Dataset entries
-- -- --

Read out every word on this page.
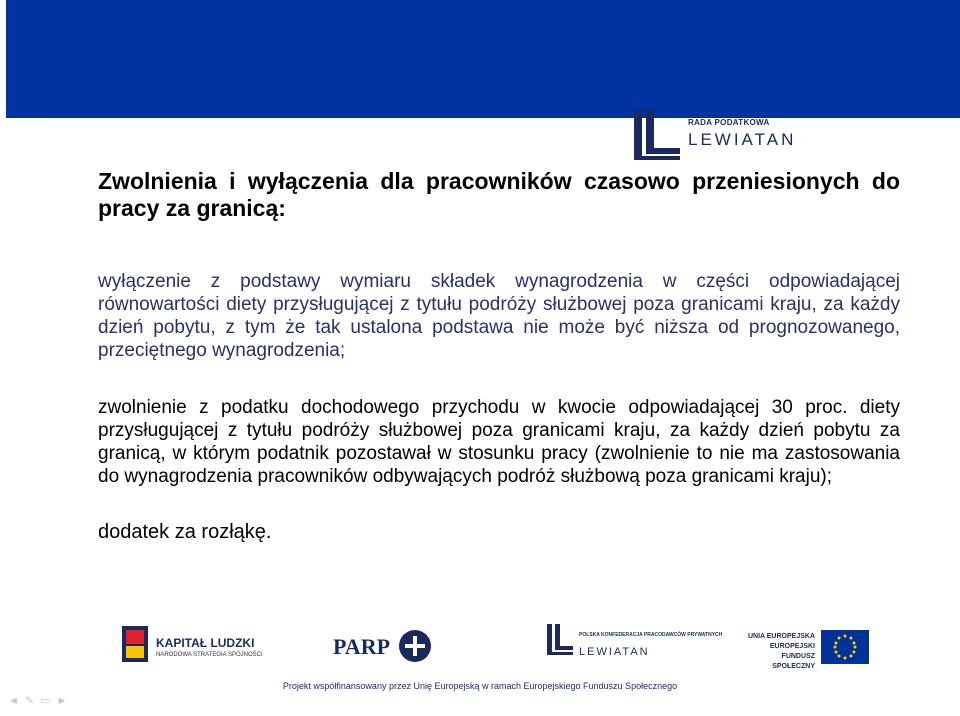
RADA PODATKOWA
LEWIATAN

Zwolnienia i wyłączenia dla pracowników czasowo przeniesionych do pracy za granicą:

wyłączenie z podstawy wymiaru składek wynagrodzenia w części odpowiadającej równowartości diety przysługującej z tytułu podróży służbowej poza granicami kraju, za każdy dzień pobytu, z tym że tak ustalona podstawa nie może być niższa od prognozowanego, przeciętnego wynagrodzenia;

zwolnienie z podatku dochodowego przychodu w kwocie odpowiadającej 30 proc. diety przysługującej z tytułu podróży służbowej poza granicami kraju, za każdy dzień pobytu za granicą, w którym podatnik pozostawał w stosunku pracy (zwolnienie to nie ma zastosowania do wynagrodzenia pracowników odbywających podróż służbową poza granicami kraju);

dodatek za rozłąkę.

KAPITAŁ LUDZKI
NARODOWA STRATEGIA SPÓJNOŚCI	PARP	POLSKA KONFEDERACJA PRACODAWCÓW PRYWATNYCH
LEWIATAN
UNIA EUROPEJSKA EUROPEJSKI FUNDUSZ SPOŁECZNY
Projekt współfinansowany przez Unię Europejską w ramach Europejskiego Funduszu Społecznego
◄✎▭►
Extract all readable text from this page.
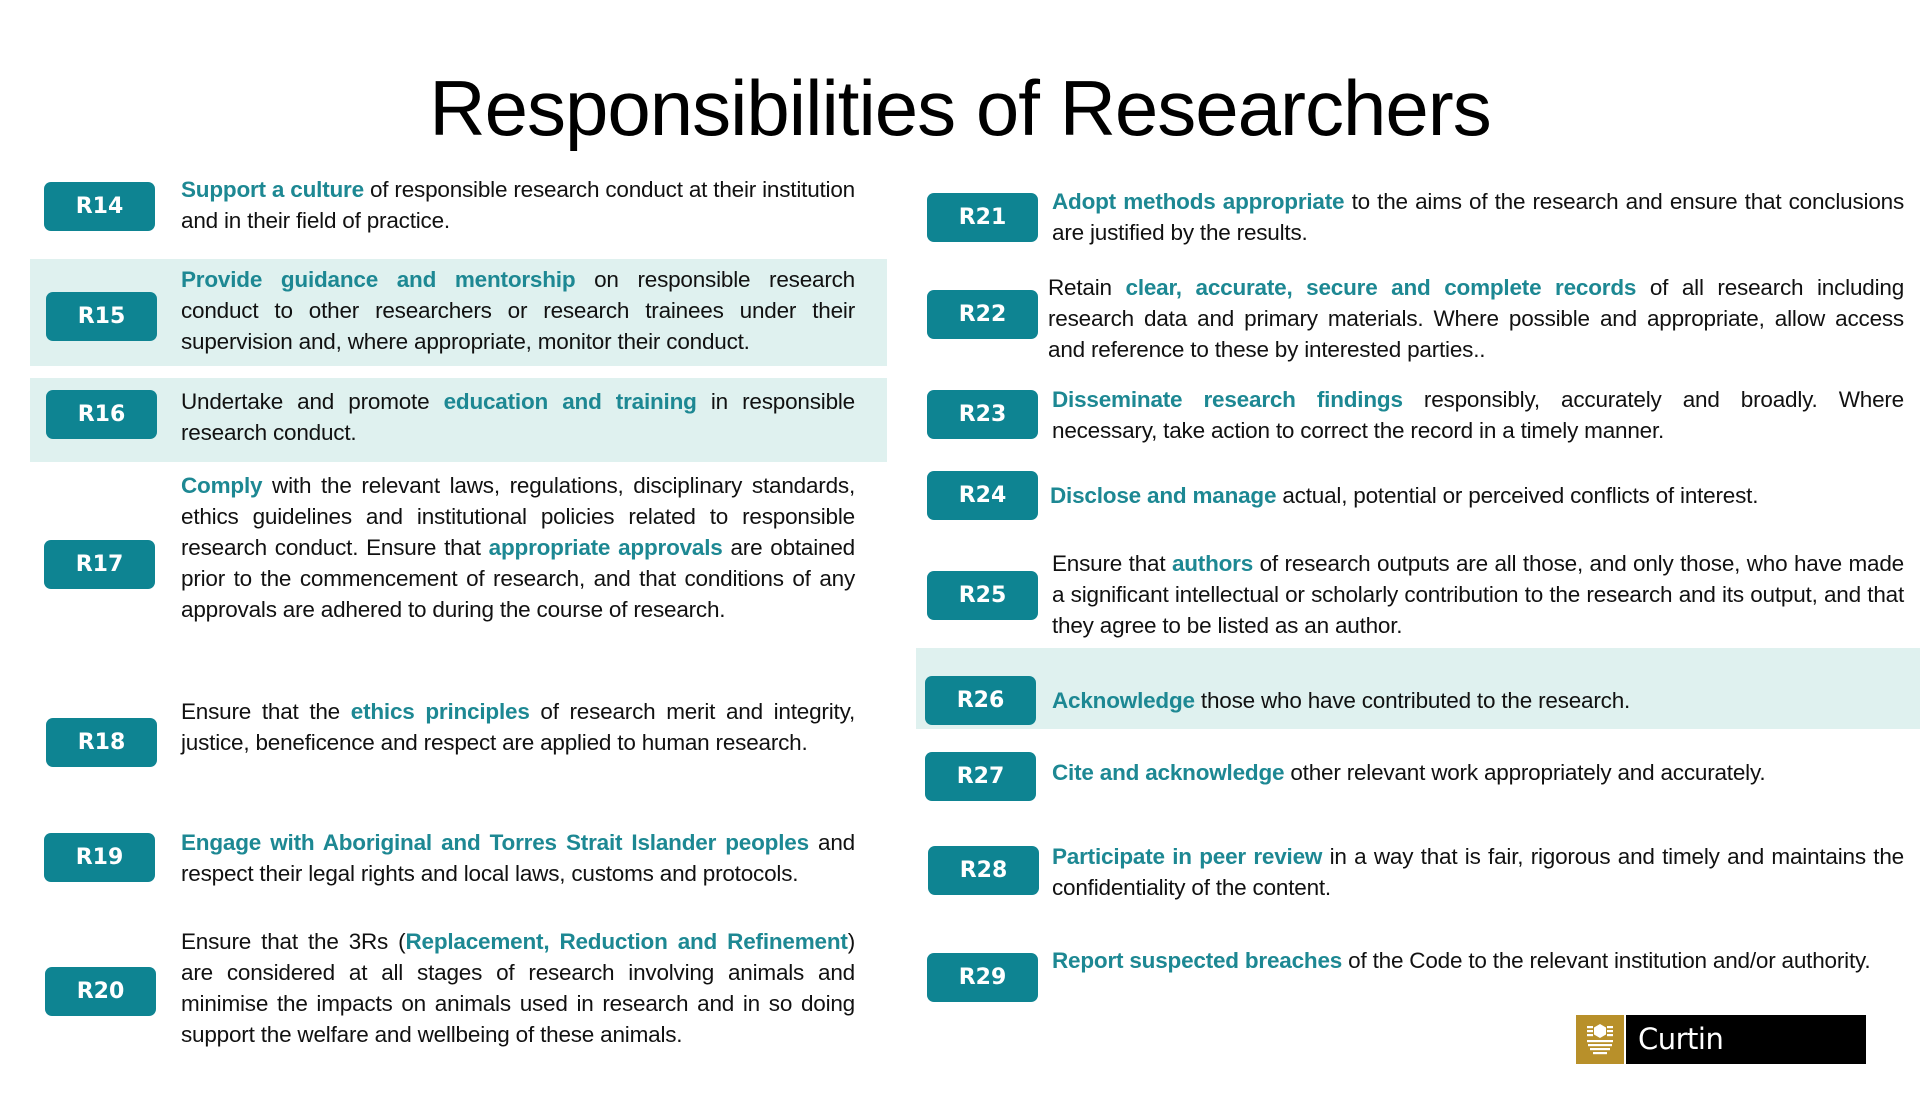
Responsibilities of Researchers
R14
Support a culture of responsible research conduct at their institution and in their field of practice.
R15
Provide guidance and mentorship on responsible research conduct to other researchers or research trainees under their supervision and, where appropriate, monitor their conduct.
R16
Undertake and promote education and training in responsible research conduct.
R17
Comply with the relevant laws, regulations, disciplinary standards, ethics guidelines and institutional policies related to responsible research conduct. Ensure that appropriate approvals are obtained prior to the commencement of research, and that conditions of any approvals are adhered to during the course of research.
R18
Ensure that the ethics principles of research merit and integrity, justice, beneficence and respect are applied to human research.
R19
Engage with Aboriginal and Torres Strait Islander peoples and respect their legal rights and local laws, customs and protocols.
R20
Ensure that the 3Rs (Replacement, Reduction and Refinement) are considered at all stages of research involving animals and minimise the impacts on animals used in research and in so doing support the welfare and wellbeing of these animals.
R21
Adopt methods appropriate to the aims of the research and ensure that conclusions are justified by the results.
R22
Retain clear, accurate, secure and complete records of all research including research data and primary materials. Where possible and appropriate, allow access and reference to these by interested parties..
R23
Disseminate research findings responsibly, accurately and broadly. Where necessary, take action to correct the record in a timely manner.
R24	Disclose and manage actual, potential or perceived conflicts of interest.
R25
Ensure that authors of research outputs are all those, and only those, who have made a significant intellectual or scholarly contribution to the research and its output, and that they agree to be listed as an author.
R26	Acknowledge those who have contributed to the research.
R27	Cite and acknowledge other relevant work appropriately and accurately.
R28
Participate in peer review in a way that is fair, rigorous and timely and maintains the confidentiality of the content.
R29
Report suspected breaches of the Code to the relevant institution and/or authority.
Curtin University
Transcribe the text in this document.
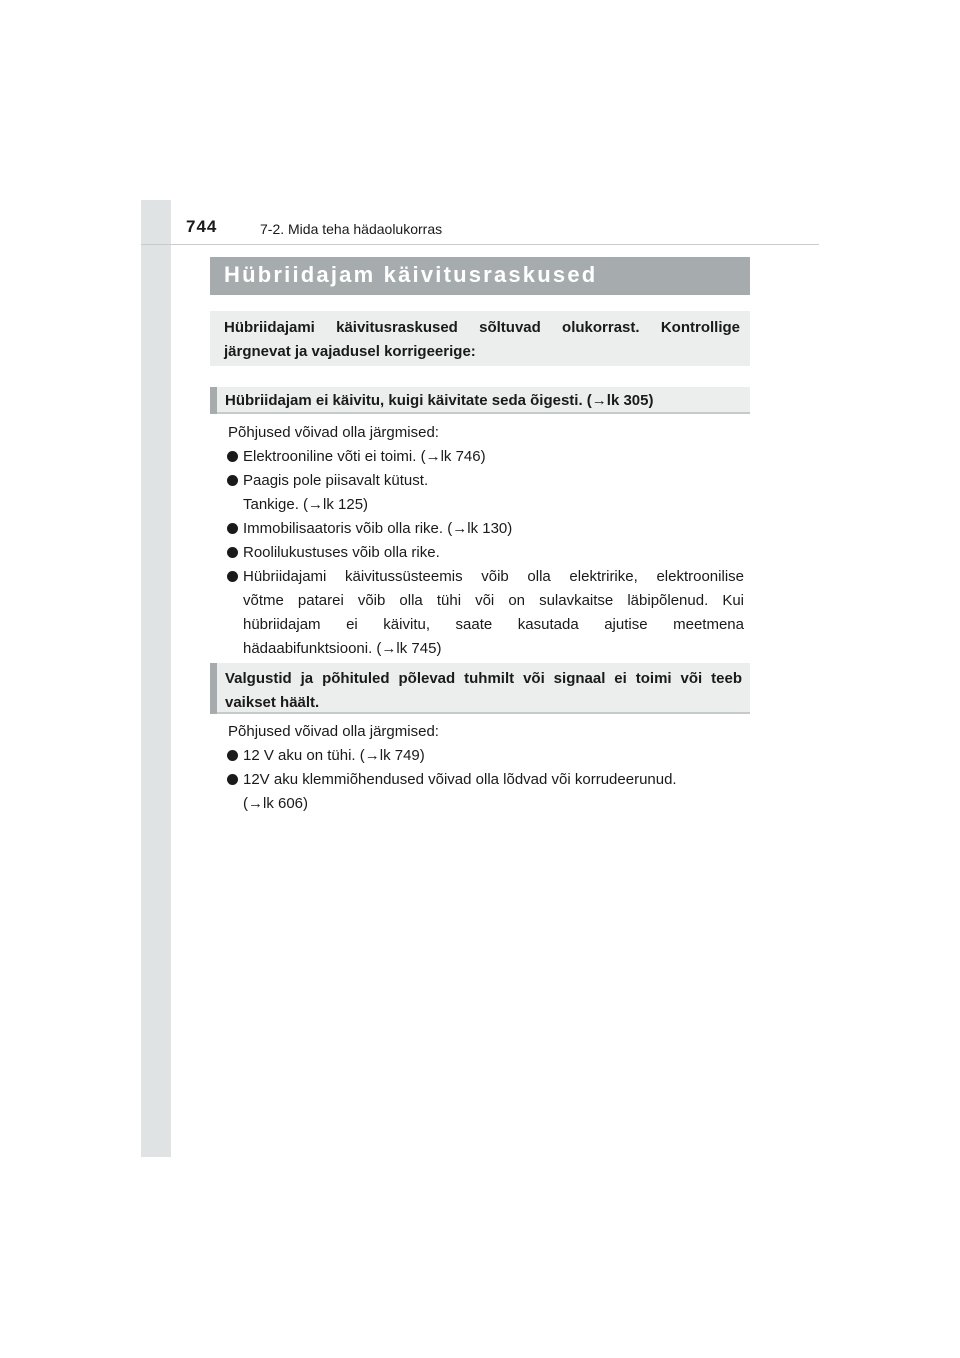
744	7-2. Mida teha hädaolukorras
Hübriidajam käivitusraskused
Hübriidajami käivitusraskused sõltuvad olukorrast. Kontrollige järgnevat ja vajadusel korrigeerige:
Hübriidajam ei käivitu, kuigi käivitate seda õigesti. (→lk 305)

Põhjused võivad olla järgmised:

Elektrooniline võti ei toimi. (→lk 746)

Paagis pole piisavalt kütust.

Tankige. (→lk 125)

Immobilisaatoris võib olla rike. (→lk 130)

Roolilukustuses võib olla rike.

Hübriidajami käivitussüsteemis võib olla elektririke, elektroonilise
võtme patarei võib olla tühi või on sulavkaitse läbipõlenud. Kui
hübriidajam ei käivitu, saate kasutada ajutise meetmena
hädaabifunktsiooni. (→lk 745)
Valgustid ja põhituled põlevad tuhmilt või signaal ei toimi või teeb vaikset häält.

Põhjused võivad olla järgmised:

12 V aku on tühi. (→lk 749)

12V aku klemmiõhendused võivad olla lõdvad või korrudeerunud.

(→lk 606)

-- -- --

- TASK TO CARRY OUT: Pass over all pictures while writing out the lines from the line with "Transcribe the text in this document." through the last line exactly.

- FINAL RESULT:
Transcribe the text in this document.
744	7-2. Mida teha hädaolukorras
Hübriidajam käivitusraskused
Hübriidajami käivitusraskused sõltuvad olukorrast. Kontrollige järgnevat ja vajadusel korrigeerige:
Hübriidajam ei käivitu, kuigi käivitate seda õigesti. (→lk 305)

Põhjused võivad olla järgmised:

Elektrooniline võti ei toimi. (→lk 746)

Paagis pole piisavalt kütust.

Tankige. (→lk 125)

Immobilisaatoris võib olla rike. (→lk 130)

Roolilukustuses võib olla rike.

Hübriidajami käivitussüsteemis võib olla elektririke, elektroonilise
võtme patarei võib olla tühi või on sulavkaitse läbipõlenud. Kui
hübriidajam ei käivitu, saate kasutada ajutise meetmena
hädaabifunktsiooni. (→lk 745)
Valgustid ja põhituled põlevad tuhmilt või signaal ei toimi või teeb vaikset häält.

Põhjused võivad olla järgmised:

12 V aku on tühi. (→lk 749)

12V aku klemmiõhendused võivad olla lõdvad või korrudeerunud.

(→lk 606)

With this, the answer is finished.